Work required
Reproduce all of the listing below without alteration.

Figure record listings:
>> Begin

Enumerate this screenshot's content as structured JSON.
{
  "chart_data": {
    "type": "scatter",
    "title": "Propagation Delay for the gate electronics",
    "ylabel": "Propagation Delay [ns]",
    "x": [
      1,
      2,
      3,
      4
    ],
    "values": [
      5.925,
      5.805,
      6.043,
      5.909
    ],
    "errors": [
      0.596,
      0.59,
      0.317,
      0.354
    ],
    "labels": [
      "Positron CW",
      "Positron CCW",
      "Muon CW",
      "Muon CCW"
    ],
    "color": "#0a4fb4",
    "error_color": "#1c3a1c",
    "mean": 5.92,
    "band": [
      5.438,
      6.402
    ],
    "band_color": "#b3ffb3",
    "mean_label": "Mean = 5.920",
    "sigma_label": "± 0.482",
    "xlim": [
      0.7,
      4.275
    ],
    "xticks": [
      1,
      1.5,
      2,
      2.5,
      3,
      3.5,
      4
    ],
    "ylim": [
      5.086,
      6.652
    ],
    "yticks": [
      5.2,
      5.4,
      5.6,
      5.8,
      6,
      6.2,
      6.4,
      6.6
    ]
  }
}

>> End

Answer to the exercise
Enumerate this screenshot's content as structured JSON.
{
  "chart_data": {
    "type": "scatter",
    "title": "Propagation Delay for the gate electronics",
    "ylabel": "Propagation Delay [ns]",
    "x": [
      1,
      2,
      3,
      4
    ],
    "values": [
      5.925,
      5.805,
      6.043,
      5.909
    ],
    "errors": [
      0.596,
      0.59,
      0.317,
      0.354
    ],
    "labels": [
      "Positron CW",
      "Positron CCW",
      "Muon CW",
      "Muon CCW"
    ],
    "color": "#0a4fb4",
    "error_color": "#1c3a1c",
    "mean": 5.92,
    "band": [
      5.438,
      6.402
    ],
    "band_color": "#b3ffb3",
    "mean_label": "Mean = 5.920",
    "sigma_label": "± 0.482",
    "xlim": [
      0.7,
      4.275
    ],
    "xticks": [
      1,
      1.5,
      2,
      2.5,
      3,
      3.5,
      4
    ],
    "ylim": [
      5.086,
      6.652
    ],
    "yticks": [
      5.2,
      5.4,
      5.6,
      5.8,
      6,
      6.2,
      6.4,
      6.6
    ]
  }
}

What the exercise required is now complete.